# START OF THE DATA

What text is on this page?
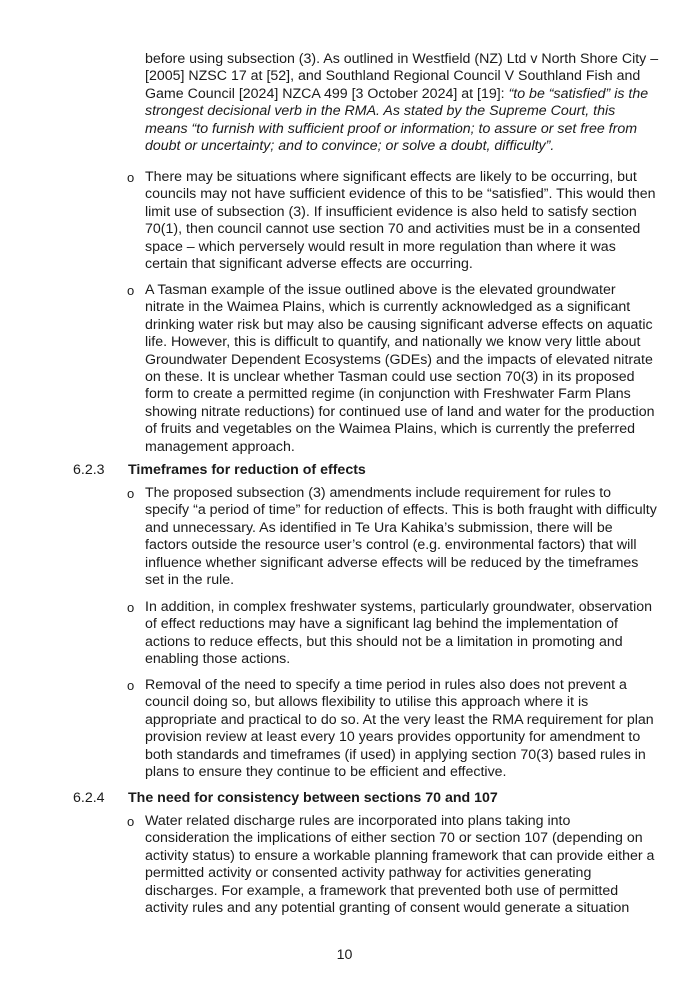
before using subsection (3). As outlined in Westfield (NZ) Ltd v North Shore City – [2005] NZSC 17 at [52], and Southland Regional Council V Southland Fish and Game Council [2024] NZCA 499 [3 October 2024] at [19]: “to be “satisfied” is the strongest decisional verb in the RMA. As stated by the Supreme Court, this means “to furnish with sufficient proof or information; to assure or set free from doubt or uncertainty; and to convince; or solve a doubt, difficulty”.

o There may be situations where significant effects are likely to be occurring, but councils may not have sufficient evidence of this to be “satisfied”. This would then limit use of subsection (3). If insufficient evidence is also held to satisfy section 70(1), then council cannot use section 70 and activities must be in a consented space – which perversely would result in more regulation than where it was certain that significant adverse effects are occurring.

o A Tasman example of the issue outlined above is the elevated groundwater nitrate in the Waimea Plains, which is currently acknowledged as a significant drinking water risk but may also be causing significant adverse effects on aquatic life. However, this is difficult to quantify, and nationally we know very little about Groundwater Dependent Ecosystems (GDEs) and the impacts of elevated nitrate on these. It is unclear whether Tasman could use section 70(3) in its proposed form to create a permitted regime (in conjunction with Freshwater Farm Plans showing nitrate reductions) for continued use of land and water for the production of fruits and vegetables on the Waimea Plains, which is currently the preferred management approach.

6.2.3 Timeframes for reduction of effects
o The proposed subsection (3) amendments include requirement for rules to specify “a period of time” for reduction of effects. This is both fraught with difficulty and unnecessary. As identified in Te Ura Kahika’s submission, there will be factors outside the resource user’s control (e.g. environmental factors) that will influence whether significant adverse effects will be reduced by the timeframes set in the rule.

o In addition, in complex freshwater systems, particularly groundwater, observation of effect reductions may have a significant lag behind the implementation of actions to reduce effects, but this should not be a limitation in promoting and enabling those actions.

o Removal of the need to specify a time period in rules also does not prevent a council doing so, but allows flexibility to utilise this approach where it is appropriate and practical to do so. At the very least the RMA requirement for plan provision review at least every 10 years provides opportunity for amendment to both standards and timeframes (if used) in applying section 70(3) based rules in plans to ensure they continue to be efficient and effective.

6.2.4 The need for consistency between sections 70 and 107
o Water related discharge rules are incorporated into plans taking into consideration the implications of either section 70 or section 107 (depending on activity status) to ensure a workable planning framework that can provide either a permitted activity or consented activity pathway for activities generating discharges. For example, a framework that prevented both use of permitted activity rules and any potential granting of consent would generate a situation

10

# END OF THE DATA

- **YOUR GOAL**: Scan the entries above and work out how many lines include the word "need"; the reply is that number alone.

- **THE REPLY**: 2